=== Problem statement ===
Please pick out and copy every line of the material below that contains the string "name". Case counts.

━━━ Source data

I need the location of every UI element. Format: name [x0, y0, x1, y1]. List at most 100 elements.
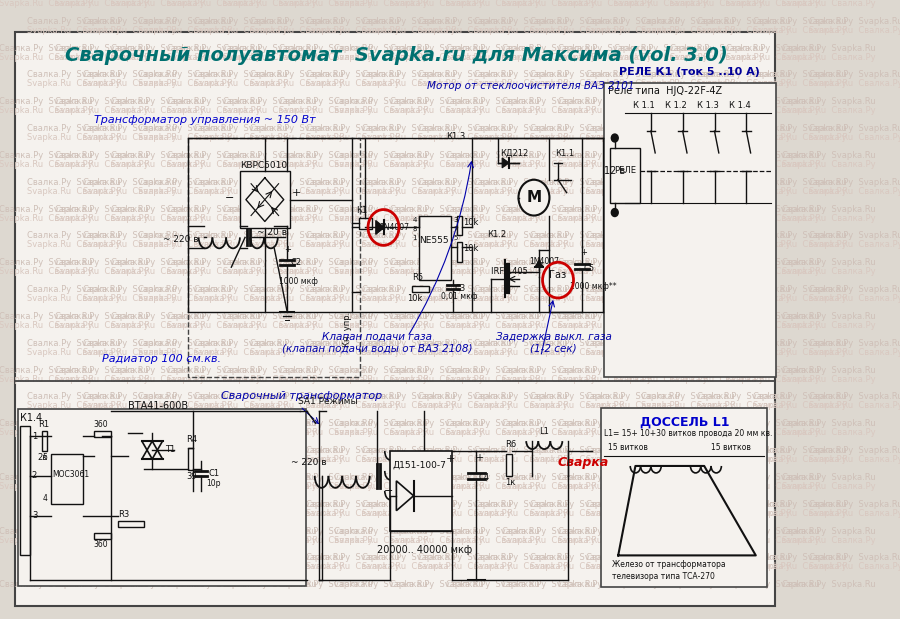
- Text: Свалка.Ру  Svapka.Ru: Свалка.Ру Svapka.Ru: [83, 17, 176, 26]
- Text: Svapka.Ru  Свалка.Ру: Svapka.Ru Свалка.Ру: [0, 106, 93, 115]
- Text: Svapka.Ru  Свалка.Ру: Svapka.Ru Свалка.Ру: [391, 535, 484, 545]
- Text: Свалка.Ру  Svapka.Ru: Свалка.Ру Svapka.Ru: [27, 232, 121, 240]
- Text: Свалка.Ру  Svapka.Ru: Свалка.Ру Svapka.Ru: [558, 205, 652, 214]
- Text: Свалка.Ру  Svapka.Ru: Свалка.Ру Svapka.Ru: [27, 446, 121, 455]
- Text: Svapka.Ru  Свалка.Ру: Svapka.Ru Свалка.Ру: [139, 26, 232, 35]
- Text: Svapka.Ru  Свалка.Ру: Svapka.Ru Свалка.Ру: [642, 294, 735, 303]
- Text: ~ 220 в: ~ 220 в: [163, 235, 198, 244]
- Text: Svapka.Ru  Свалка.Ру: Svapka.Ru Свалка.Ру: [586, 26, 680, 35]
- Text: Svapka.Ru  Свалка.Ру: Svapka.Ru Свалка.Ру: [698, 348, 791, 357]
- Text: Свалка.Ру  Svapka.Ru: Свалка.Ру Svapka.Ru: [725, 473, 819, 482]
- Text: Svapka.Ru  Свалка.Ру: Svapka.Ru Свалка.Ру: [111, 482, 204, 491]
- Bar: [50, 454, 84, 504]
- Text: Svapka.Ru  Свалка.Ру: Svapka.Ru Свалка.Ру: [27, 26, 121, 35]
- Text: Свалка.Ру  Svapka.Ru: Свалка.Ру Svapka.Ru: [111, 580, 204, 589]
- Text: Свалка.Ру  Svapka.Ru: Свалка.Ру Svapka.Ru: [698, 553, 791, 563]
- Text: Свалка.Ру  Svapka.Ru: Свалка.Ру Svapka.Ru: [166, 205, 260, 214]
- Text: ~ 20 в: ~ 20 в: [257, 228, 287, 237]
- Text: Свалка.Ру  Svapka.Ru: Свалка.Ру Svapka.Ru: [781, 312, 875, 321]
- Bar: [418, 215, 452, 280]
- Text: Свалка.Ру  Svapka.Ru: Свалка.Ру Svapka.Ru: [809, 285, 900, 294]
- Text: Свалка.Ру  Svapka.Ru: Свалка.Ру Svapka.Ru: [391, 366, 484, 374]
- Text: Свалка.Ру  Svapka.Ru: Свалка.Ру Svapka.Ru: [502, 366, 596, 374]
- Text: Свалка.Ру  Svapka.Ru: Свалка.Ру Svapka.Ru: [335, 366, 428, 374]
- Text: 7: 7: [453, 227, 457, 233]
- Text: Svapka.Ru  Свалка.Ру: Svapka.Ru Свалка.Ру: [27, 509, 121, 517]
- Text: Свалка.Ру  Svapka.Ru: Свалка.Ру Svapka.Ru: [558, 97, 652, 106]
- Text: 0,01 мкф: 0,01 мкф: [441, 292, 478, 301]
- Bar: [94, 532, 111, 539]
- Text: Svapka.Ru  Свалка.Ру: Svapka.Ru Свалка.Ру: [642, 401, 735, 410]
- Text: Свалка.Ру  Svapka.Ru: Свалка.Ру Svapka.Ru: [418, 446, 511, 455]
- Text: Свалка.Ру  Svapka.Ru: Свалка.Ру Svapka.Ru: [111, 97, 204, 106]
- Text: Свалка.Ру  Svapka.Ru: Свалка.Ру Svapka.Ru: [111, 151, 204, 160]
- Text: Свалка.Ру  Svapka.Ru: Свалка.Ру Svapka.Ru: [83, 339, 176, 348]
- Text: Свалка.Ру  Svapka.Ru: Свалка.Ру Svapka.Ru: [335, 473, 428, 482]
- Text: Свалка.Ру  Svapka.Ru: Свалка.Ру Svapka.Ru: [446, 419, 540, 428]
- Text: Svapka.Ru  Свалка.Ру: Svapka.Ru Свалка.Ру: [166, 374, 260, 384]
- Text: Свалка.Ру  Svapka.Ru: Свалка.Ру Svapka.Ru: [194, 446, 288, 455]
- Text: Svapka.Ru  Свалка.Ру: Svapka.Ru Свалка.Ру: [642, 79, 735, 89]
- Text: Svapka.Ru  Свалка.Ру: Svapka.Ru Свалка.Ру: [250, 455, 344, 464]
- Text: Свалка.Ру  Svapka.Ru: Свалка.Ру Svapka.Ru: [0, 419, 93, 428]
- Text: Svapka.Ru  Свалка.Ру: Svapka.Ru Свалка.Ру: [670, 482, 763, 491]
- Text: Свалка.Ру  Svapka.Ru: Свалка.Ру Svapka.Ru: [55, 312, 148, 321]
- Text: Svapka.Ru  Свалка.Ру: Svapka.Ru Свалка.Ру: [725, 535, 819, 545]
- Text: Svapka.Ru  Свалка.Ру: Svapka.Ru Свалка.Ру: [391, 321, 484, 330]
- Text: Свалка.Ру  Svapka.Ru: Свалка.Ру Svapka.Ru: [279, 43, 373, 53]
- Text: Свалка.Ру  Svapka.Ru: Свалка.Ру Svapka.Ru: [614, 151, 707, 160]
- Text: Свалка.Ру  Svapka.Ru: Свалка.Ру Svapka.Ru: [446, 97, 540, 106]
- Text: Свалка.Ру  Svapka.Ru: Свалка.Ру Svapka.Ru: [250, 17, 344, 26]
- Text: Свалка.Ру  Svapka.Ru: Свалка.Ру Svapka.Ru: [418, 232, 511, 240]
- Text: Свалка.Ру  Svapka.Ru: Свалка.Ру Svapka.Ru: [698, 71, 791, 79]
- Text: Svapka.Ru  Свалка.Ру: Svapka.Ru Свалка.Ру: [530, 401, 624, 410]
- Text: Свалка.Ру  Svapka.Ru: Свалка.Ру Svapka.Ru: [391, 312, 484, 321]
- Text: Свалка.Ру  Svapka.Ru: Свалка.Ру Svapka.Ru: [55, 473, 148, 482]
- Text: Свалка.Ру  Svapka.Ru: Свалка.Ру Svapka.Ru: [306, 392, 400, 401]
- Text: Свалка.Ру  Svapka.Ru: Свалка.Ру Svapka.Ru: [362, 285, 455, 294]
- Text: Трансформатор управления ~ 150 Вт: Трансформатор управления ~ 150 Вт: [94, 115, 315, 125]
- Text: Свалка.Ру  Svapka.Ru: Свалка.Ру Svapka.Ru: [530, 500, 624, 509]
- Text: Svapka.Ru  Свалка.Ру: Svapka.Ru Свалка.Ру: [362, 187, 455, 196]
- Text: Свалка.Ру  Svapka.Ru: Свалка.Ру Svapka.Ru: [642, 339, 735, 348]
- Text: Svapka.Ru  Свалка.Ру: Svapka.Ru Свалка.Ру: [614, 321, 707, 330]
- Text: Svapka.Ru  Свалка.Ру: Svapka.Ru Свалка.Ру: [614, 482, 707, 491]
- Text: Svapka.Ru  Свалка.Ру: Svapka.Ru Свалка.Ру: [725, 53, 819, 61]
- Text: SA1 Режимы: SA1 Режимы: [299, 397, 358, 406]
- Text: Свалка.Ру  Svapka.Ru: Свалка.Ру Svapka.Ru: [55, 419, 148, 428]
- Text: Свалка.Ру  Svapka.Ru: Свалка.Ру Svapka.Ru: [725, 97, 819, 106]
- Text: Svapka.Ru  Свалка.Ру: Svapka.Ru Свалка.Ру: [502, 160, 596, 169]
- Text: Svapka.Ru  Свалка.Ру: Svapka.Ru Свалка.Ру: [446, 53, 540, 61]
- Text: Svapka.Ru  Свалка.Ру: Svapka.Ru Свалка.Ру: [194, 79, 288, 89]
- Text: Svapka.Ru  Свалка.Ру: Svapka.Ru Свалка.Ру: [222, 106, 316, 115]
- Text: Svapka.Ru  Свалка.Ру: Svapka.Ru Свалка.Ру: [83, 133, 176, 142]
- Text: Свалка.Ру  Svapka.Ru: Свалка.Ру Svapka.Ru: [446, 580, 540, 589]
- Text: Свалка.Ру  Svapka.Ru: Свалка.Ру Svapka.Ru: [781, 419, 875, 428]
- Text: Свалка.Ру  Svapka.Ru: Свалка.Ру Svapka.Ru: [418, 17, 511, 26]
- Text: Svapka.Ru  Свалка.Ру: Svapka.Ru Свалка.Ру: [753, 562, 847, 571]
- Text: Svapka.Ru  Свалка.Ру: Svapka.Ru Свалка.Ру: [809, 401, 900, 410]
- Text: Svapka.Ru  Свалка.Ру: Svapka.Ru Свалка.Ру: [166, 321, 260, 330]
- Text: Svapka.Ru  Свалка.Ру: Svapka.Ru Свалка.Ру: [473, 240, 567, 249]
- Text: Svapka.Ru  Свалка.Ру: Svapka.Ru Свалка.Ру: [111, 535, 204, 545]
- Text: Свалка.Ру  Svapka.Ru: Свалка.Ру Svapka.Ru: [55, 366, 148, 374]
- Text: Свалка.Ру  Svapka.Ru: Свалка.Ру Svapka.Ru: [530, 392, 624, 401]
- Text: Свалка.Ру  Svapka.Ru: Свалка.Ру Svapka.Ru: [0, 366, 93, 374]
- Text: Svapka.Ru  Свалка.Ру: Svapka.Ru Свалка.Ру: [306, 455, 400, 464]
- Text: Svapka.Ru  Свалка.Ру: Svapka.Ru Свалка.Ру: [335, 214, 428, 223]
- Bar: [118, 521, 144, 527]
- Text: Svapka.Ru  Свалка.Ру: Svapka.Ru Свалка.Ру: [698, 294, 791, 303]
- Text: Svapka.Ru  Свалка.Ру: Svapka.Ru Свалка.Ру: [670, 160, 763, 169]
- Text: Svapka.Ru  Свалка.Ру: Svapka.Ru Свалка.Ру: [335, 106, 428, 115]
- Text: Svapka.Ru  Свалка.Ру: Svapka.Ru Свалка.Ру: [781, 267, 875, 276]
- Text: Svapka.Ru  Свалка.Ру: Svapka.Ru Свалка.Ру: [473, 79, 567, 89]
- Text: Свалка.Ру  Svapka.Ru: Свалка.Ру Svapka.Ru: [306, 446, 400, 455]
- Text: Svapka.Ru  Свалка.Ру: Svapka.Ru Свалка.Ру: [614, 160, 707, 169]
- Bar: [456, 215, 462, 235]
- Text: Свалка.Ру  Svapka.Ru: Свалка.Ру Svapka.Ru: [0, 43, 93, 53]
- Text: Svapka.Ru  Свалка.Ру: Svapka.Ru Свалка.Ру: [83, 455, 176, 464]
- Text: Svapka.Ru  Свалка.Ру: Svapka.Ru Свалка.Ру: [335, 482, 428, 491]
- Text: 10k: 10k: [407, 294, 422, 303]
- Text: Свалка.Ру  Svapka.Ru: Свалка.Ру Svapka.Ru: [194, 392, 288, 401]
- Text: Svapka.Ru  Свалка.Ру: Svapka.Ru Свалка.Ру: [306, 401, 400, 410]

━━━━━━

=== Solution to the exercise ===
I need the location of every UI element. Format: name [x0, y0, x1, y1]. List at most 100 elements.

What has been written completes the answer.